Copy out the stretch of the listing from the line containing "bonsai-plant-image <box>626 488 816 755</box>" through the line containing "product-price: £14 <box>706 790 732 807</box>", character for character.

(Layout records)
__________________________________________________

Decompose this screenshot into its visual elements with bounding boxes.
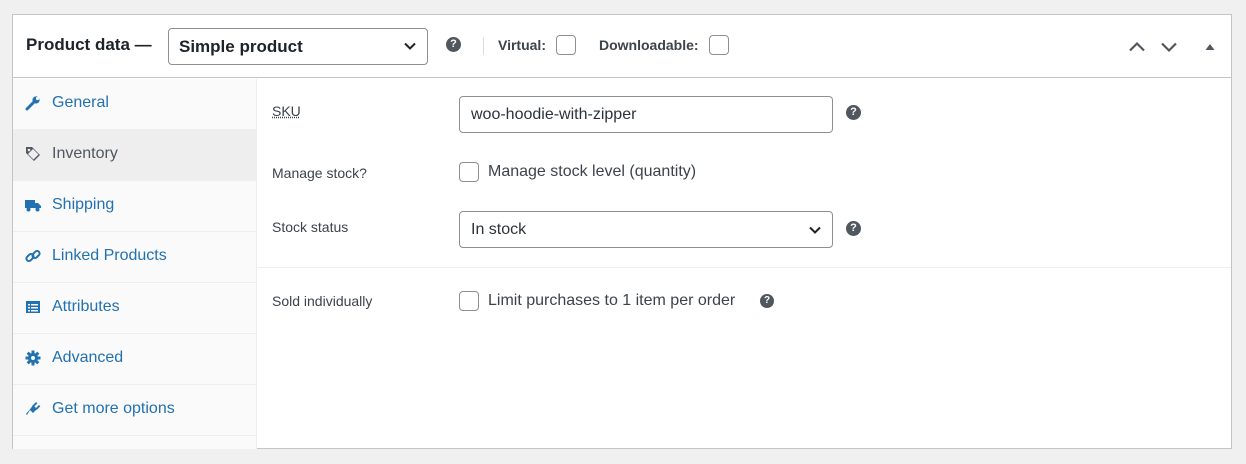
chevron-down-icon bbox=[404, 42, 416, 50]
stock-status-label: Stock status bbox=[272, 219, 349, 235]
sold-individually-text: Limit purchases to 1 item per order bbox=[488, 292, 736, 309]
plug-icon bbox=[26, 402, 41, 415]
virtual-checkbox[interactable] bbox=[556, 35, 576, 55]
tab-shipping[interactable]: Shipping bbox=[13, 181, 256, 232]
stock-status-help-icon[interactable]: ? bbox=[846, 221, 861, 236]
tab-get-more-options-label: Get more options bbox=[52, 400, 175, 417]
section-divider bbox=[258, 267, 1231, 268]
tab-advanced-label: Advanced bbox=[52, 349, 124, 366]
sku-help-icon[interactable]: ? bbox=[846, 105, 861, 120]
chevron-up-icon[interactable] bbox=[1128, 38, 1146, 56]
sold-individually-label: Sold individually bbox=[272, 293, 373, 309]
triangle-up-icon[interactable] bbox=[1201, 38, 1219, 56]
wrench-icon bbox=[25, 96, 40, 111]
product-type-select[interactable]: Simple product bbox=[168, 28, 428, 65]
manage-stock-label: Manage stock? bbox=[272, 165, 367, 181]
tab-linked-products[interactable]: Linked Products bbox=[13, 232, 256, 283]
gear-icon bbox=[25, 350, 41, 366]
panel-title: Product data — bbox=[26, 35, 152, 54]
downloadable-checkbox[interactable] bbox=[709, 35, 729, 55]
help-icon[interactable]: ? bbox=[446, 37, 461, 52]
tab-advanced[interactable]: Advanced bbox=[13, 334, 256, 385]
product-data-panel: Product data — Simple product ? Virtual:… bbox=[12, 14, 1232, 449]
truck-icon bbox=[25, 200, 41, 212]
tab-general[interactable]: General bbox=[13, 79, 256, 130]
inventory-panel: SKU woo-hoodie-with-zipper ? Manage stoc… bbox=[258, 79, 1231, 449]
stock-status-value: In stock bbox=[471, 221, 527, 238]
product-data-tabs: General Inventory Shipping Linked Produc… bbox=[13, 79, 257, 449]
sold-individually-checkbox[interactable] bbox=[459, 291, 479, 311]
tab-linked-products-label: Linked Products bbox=[52, 247, 167, 264]
virtual-label: Virtual: bbox=[498, 37, 546, 53]
sku-input[interactable]: woo-hoodie-with-zipper bbox=[459, 96, 833, 133]
tab-inventory[interactable]: Inventory bbox=[13, 130, 256, 181]
tab-attributes-label: Attributes bbox=[52, 298, 120, 315]
manage-stock-text: Manage stock level (quantity) bbox=[488, 163, 697, 180]
product-data-header: Product data — Simple product ? Virtual:… bbox=[13, 15, 1231, 78]
downloadable-label: Downloadable: bbox=[599, 37, 699, 53]
chevron-down-icon bbox=[809, 226, 821, 234]
manage-stock-checkbox[interactable] bbox=[459, 162, 479, 182]
tab-general-label: General bbox=[52, 94, 109, 111]
tab-inventory-label: Inventory bbox=[52, 145, 118, 162]
product-type-value: Simple product bbox=[179, 37, 303, 56]
list-icon bbox=[26, 301, 40, 313]
stock-status-select[interactable]: In stock bbox=[459, 211, 833, 248]
sold-individually-help-icon[interactable]: ? bbox=[760, 294, 774, 308]
link-icon bbox=[25, 249, 41, 263]
chevron-down-icon[interactable] bbox=[1160, 38, 1178, 56]
header-separator bbox=[483, 37, 484, 55]
tab-get-more-options[interactable]: Get more options bbox=[13, 385, 256, 436]
tag-icon bbox=[26, 147, 40, 161]
tab-shipping-label: Shipping bbox=[52, 196, 115, 213]
sku-label: SKU bbox=[272, 103, 301, 119]
sku-value: woo-hoodie-with-zipper bbox=[471, 106, 637, 123]
tab-attributes[interactable]: Attributes bbox=[13, 283, 256, 334]
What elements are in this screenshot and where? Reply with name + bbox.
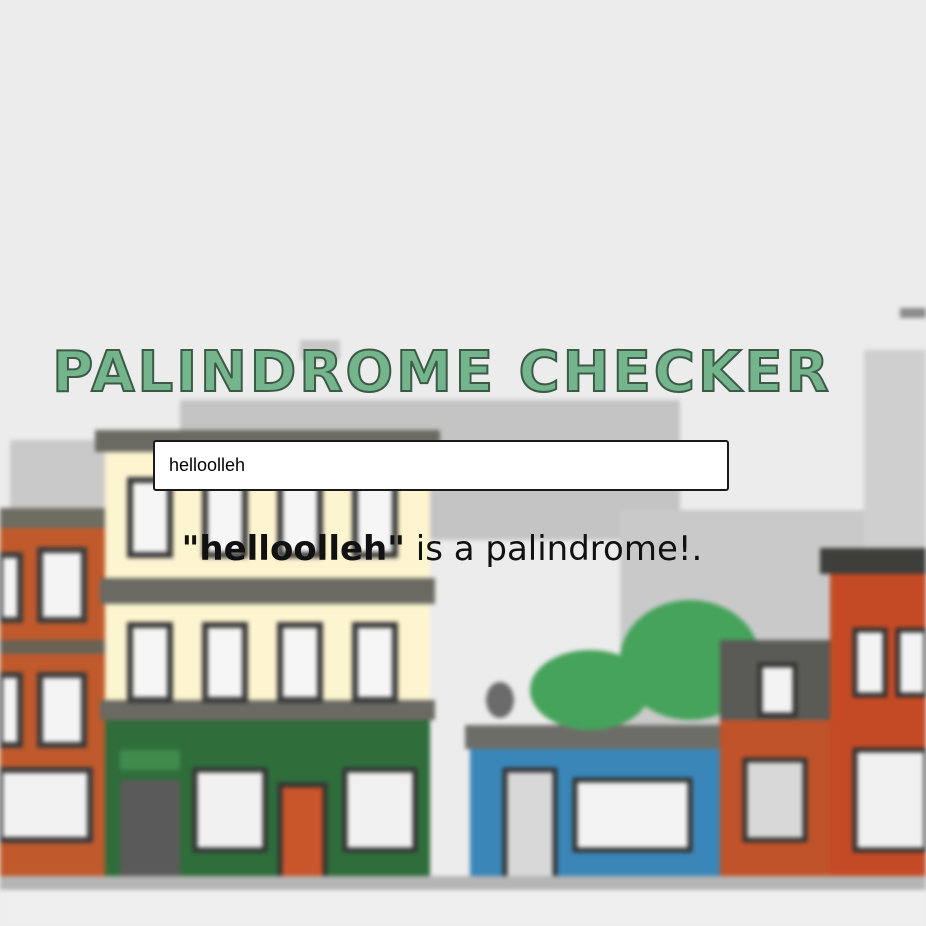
page-title: PALINDROME CHECKER (51, 339, 832, 406)
result-message: "helloolleh" is a palindrome!. (0, 528, 884, 570)
word-input[interactable] (153, 440, 729, 491)
result-text: is a palindrome!. (404, 529, 703, 569)
result-word: "helloolleh" (181, 529, 405, 569)
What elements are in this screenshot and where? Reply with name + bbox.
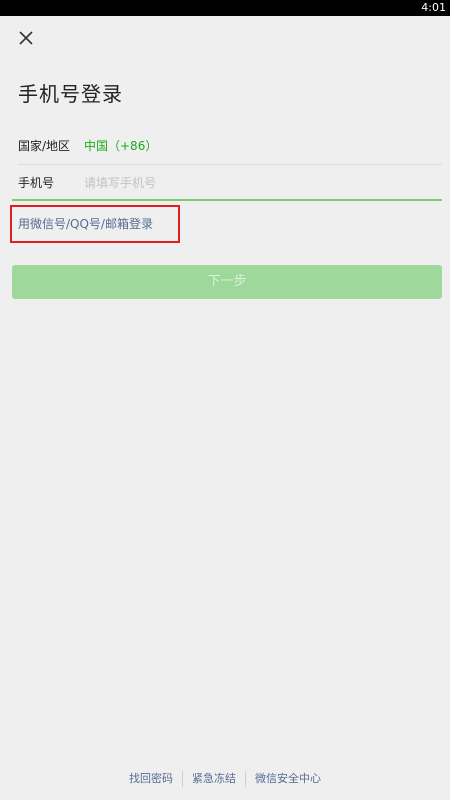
phone-row: 手机号 [18,165,442,201]
close-icon [19,31,33,45]
alt-login-label: 用微信号/QQ号/邮箱登录 [18,217,153,231]
page-title: 手机号登录 [18,82,123,106]
phone-label: 手机号 [18,176,55,190]
country-label: 国家/地区 [18,139,71,153]
phone-input-underline [12,199,442,201]
country-value: 中国（+86） [84,139,158,153]
find-password-link[interactable]: 找回密码 [120,770,182,788]
close-button[interactable] [14,26,38,50]
security-center-link[interactable]: 微信安全中心 [246,770,330,788]
emergency-freeze-link[interactable]: 紧急冻结 [183,770,245,788]
next-button[interactable]: 下一步 [12,265,442,299]
phone-input[interactable] [84,171,434,195]
footer-links: 找回密码 紧急冻结 微信安全中心 [0,770,450,788]
country-selector[interactable]: 国家/地区 中国（+86） [18,128,442,164]
status-time: 4:01 [421,1,446,14]
status-bar: 4:01 [0,0,450,16]
alt-login-link[interactable]: 用微信号/QQ号/邮箱登录 [10,205,180,243]
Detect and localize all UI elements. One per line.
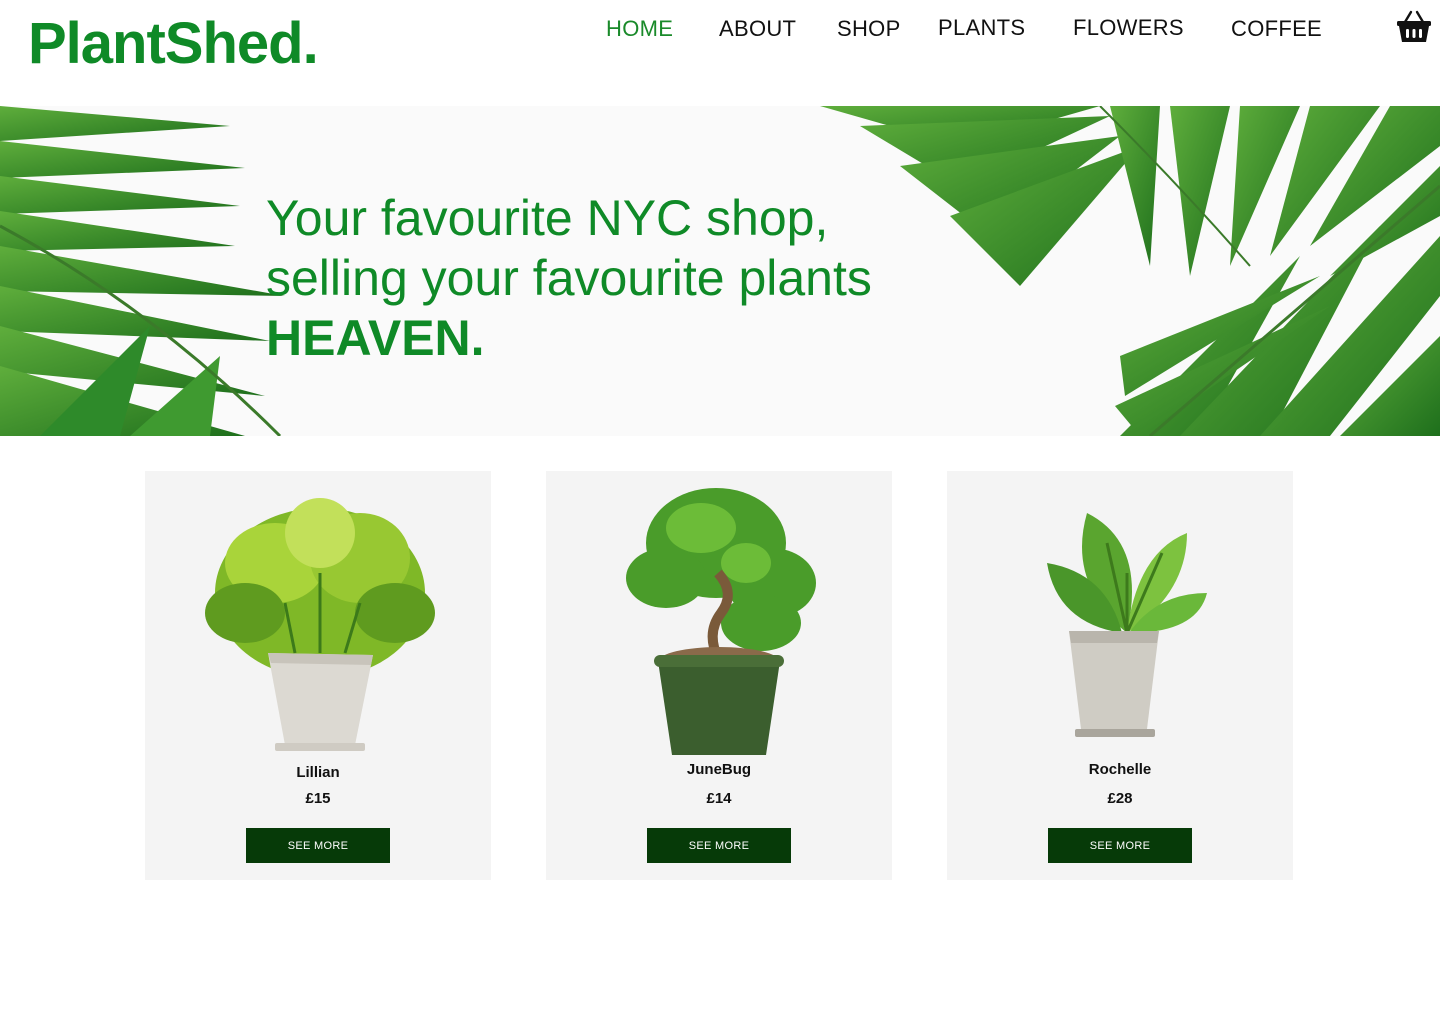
bonsai-plant-image <box>626 488 816 755</box>
hero-line-1: Your favourite NYC shop, <box>266 190 829 246</box>
product-price: £15 <box>305 790 331 807</box>
product-card: JuneBug £14 SEE MORE <box>546 471 892 880</box>
anthurium-plant-image <box>1047 513 1207 737</box>
nav-about[interactable]: ABOUT <box>719 16 796 42</box>
nav-flowers[interactable]: FLOWERS <box>1073 15 1184 41</box>
product-card: Lillian £15 SEE MORE <box>145 471 491 880</box>
see-more-button[interactable]: SEE MORE <box>1048 828 1192 863</box>
nav-coffee[interactable]: COFFEE <box>1231 16 1322 42</box>
nav-home[interactable]: HOME <box>606 16 673 42</box>
hero-line-2: selling your favourite plants <box>266 250 872 306</box>
hero-line-3: HEAVEN. <box>266 310 485 366</box>
nav-shop[interactable]: SHOP <box>837 16 901 42</box>
see-more-button[interactable]: SEE MORE <box>246 828 390 863</box>
product-name: Lillian <box>296 764 340 781</box>
page: PlantShed. HOME ABOUT SHOP PLANTS FLOWER… <box>0 0 1440 1024</box>
basket-icon[interactable] <box>1396 10 1432 44</box>
hero-headline: Your favourite NYC shop, selling your fa… <box>266 188 872 368</box>
dieffenbachia-plant-image <box>205 498 435 751</box>
product-price: £14 <box>706 790 732 807</box>
product-price: £28 <box>1107 790 1133 807</box>
nav-plants[interactable]: PLANTS <box>938 15 1025 41</box>
product-card: Rochelle £28 SEE MORE <box>947 471 1293 880</box>
main-nav: HOME ABOUT SHOP PLANTS FLOWERS COFFEE <box>0 0 1440 60</box>
product-name: Rochelle <box>1088 761 1152 778</box>
hero-banner: Your favourite NYC shop, selling your fa… <box>0 106 1440 436</box>
product-name: JuneBug <box>686 761 752 778</box>
see-more-button[interactable]: SEE MORE <box>647 828 791 863</box>
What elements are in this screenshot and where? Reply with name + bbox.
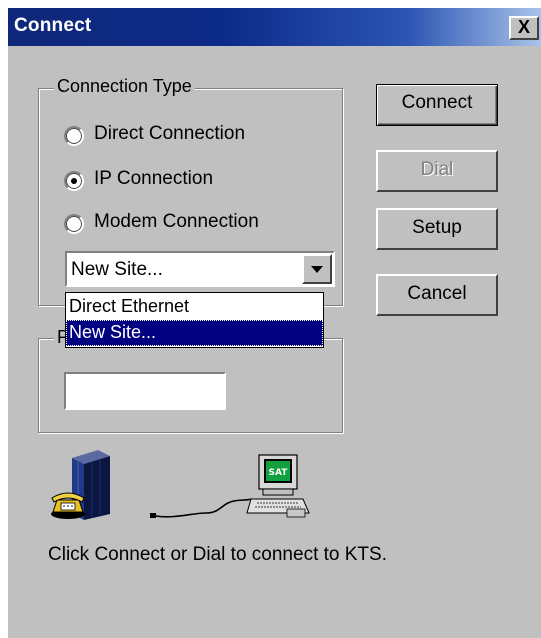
title-bar[interactable]: Connect X — [8, 8, 541, 46]
window-title: Connect — [14, 15, 92, 36]
radio-button[interactable] — [64, 214, 84, 234]
dropdown-item-new-site[interactable]: New Site... — [66, 320, 323, 346]
radio-label: IP Connection — [94, 168, 214, 189]
radio-button[interactable] — [64, 126, 84, 146]
close-button[interactable]: X — [509, 16, 539, 40]
connect-dialog: Connect X Connection Type Direct Connect… — [8, 8, 541, 638]
status-text: Click Connect or Dial to connect to KTS. — [48, 544, 387, 565]
connection-type-legend: Connection Type — [54, 76, 195, 97]
dropdown-item-label: Direct Ethernet — [69, 296, 190, 316]
combo-dropdown-button[interactable] — [302, 254, 332, 284]
telephone-server-icon — [51, 450, 110, 520]
dropdown-item-direct-ethernet[interactable]: Direct Ethernet — [66, 294, 323, 320]
radio-button-selected[interactable] — [64, 171, 84, 191]
connect-button[interactable]: Connect — [376, 84, 498, 126]
serial-cable-icon — [150, 498, 253, 518]
radio-label: Modem Connection — [94, 211, 259, 232]
chevron-down-icon — [311, 266, 323, 273]
site-combo-box[interactable]: New Site... — [65, 251, 335, 287]
terminal-screen-text: SAT — [269, 468, 289, 478]
setup-button[interactable]: Setup — [376, 208, 498, 250]
site-combo-value: New Site... — [71, 259, 163, 280]
cancel-button[interactable]: Cancel — [376, 274, 498, 316]
sat-terminal-icon: SAT — [246, 454, 310, 518]
dropdown-item-label: New Site... — [69, 322, 157, 342]
address-input[interactable] — [64, 372, 226, 410]
site-dropdown-list: Direct Ethernet New Site... — [65, 292, 324, 348]
dial-button[interactable]: Dial — [376, 150, 498, 192]
radio-label: Direct Connection — [94, 123, 246, 144]
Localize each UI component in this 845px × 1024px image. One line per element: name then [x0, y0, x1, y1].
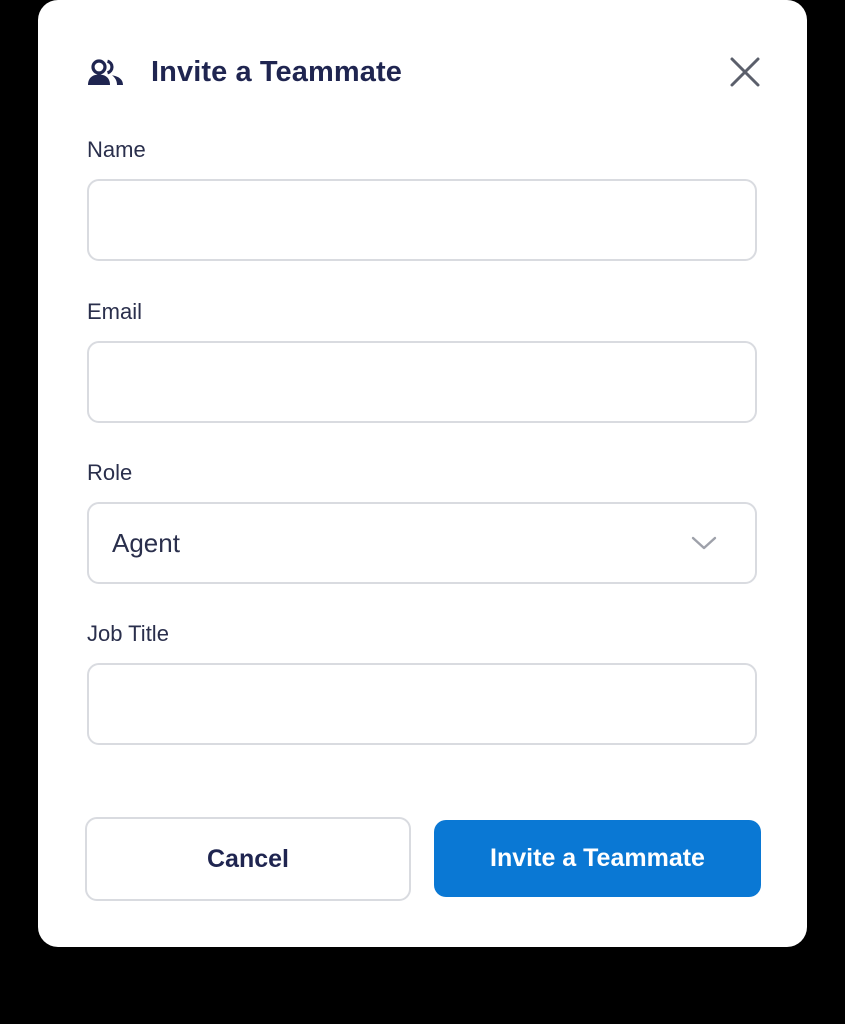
invite-teammate-button[interactable]: Invite a Teammate	[434, 820, 761, 897]
job-title-field[interactable]	[87, 663, 757, 745]
dialog-header: Invite a Teammate	[86, 50, 760, 98]
dialog-title: Invite a Teammate	[151, 56, 402, 88]
cancel-button[interactable]: Cancel	[85, 817, 411, 901]
role-label: Role	[87, 460, 133, 485]
email-field[interactable]	[87, 341, 757, 423]
role-selected-value: Agent	[112, 528, 180, 558]
chevron-down-icon	[691, 535, 717, 551]
role-select[interactable]: Agent	[87, 502, 757, 584]
job-title-label: Job Title	[87, 621, 169, 646]
name-input[interactable]	[89, 181, 755, 259]
name-label: Name	[87, 137, 146, 162]
invite-teammate-dialog: Invite a Teammate Name Email Role Agent …	[38, 0, 807, 947]
email-label: Email	[87, 299, 143, 324]
team-icon	[86, 58, 126, 88]
email-input[interactable]	[89, 343, 755, 421]
name-field[interactable]	[87, 179, 757, 261]
job-title-input[interactable]	[89, 665, 755, 743]
close-icon[interactable]	[727, 54, 763, 90]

__________________________________________________

**Worked answer:**
bonsai-plant-image <box>626 488 816 755</box>
hero-line-1: Your favourite NYC shop, <box>266 190 829 246</box>
product-price: £15 <box>305 790 331 807</box>
product-card: JuneBug £14 SEE MORE <box>546 471 892 880</box>
anthurium-plant-image <box>1047 513 1207 737</box>
nav-about[interactable]: ABOUT <box>719 16 796 42</box>
nav-flowers[interactable]: FLOWERS <box>1073 15 1184 41</box>
product-card: Lillian £15 SEE MORE <box>145 471 491 880</box>
see-more-button[interactable]: SEE MORE <box>1048 828 1192 863</box>
nav-coffee[interactable]: COFFEE <box>1231 16 1322 42</box>
nav-home[interactable]: HOME <box>606 16 673 42</box>
hero-line-2: selling your favourite plants <box>266 250 872 306</box>
hero-line-3: HEAVEN. <box>266 310 485 366</box>
nav-shop[interactable]: SHOP <box>837 16 901 42</box>
see-more-button[interactable]: SEE MORE <box>246 828 390 863</box>
product-name: Lillian <box>296 764 340 781</box>
page: PlantShed. HOME ABOUT SHOP PLANTS FLOWER… <box>0 0 1440 1024</box>
basket-icon[interactable] <box>1396 10 1432 44</box>
hero-headline: Your favourite NYC shop, selling your fa… <box>266 188 872 368</box>
dieffenbachia-plant-image <box>205 498 435 751</box>
product-price: £14 <box>706 790 732 807</box>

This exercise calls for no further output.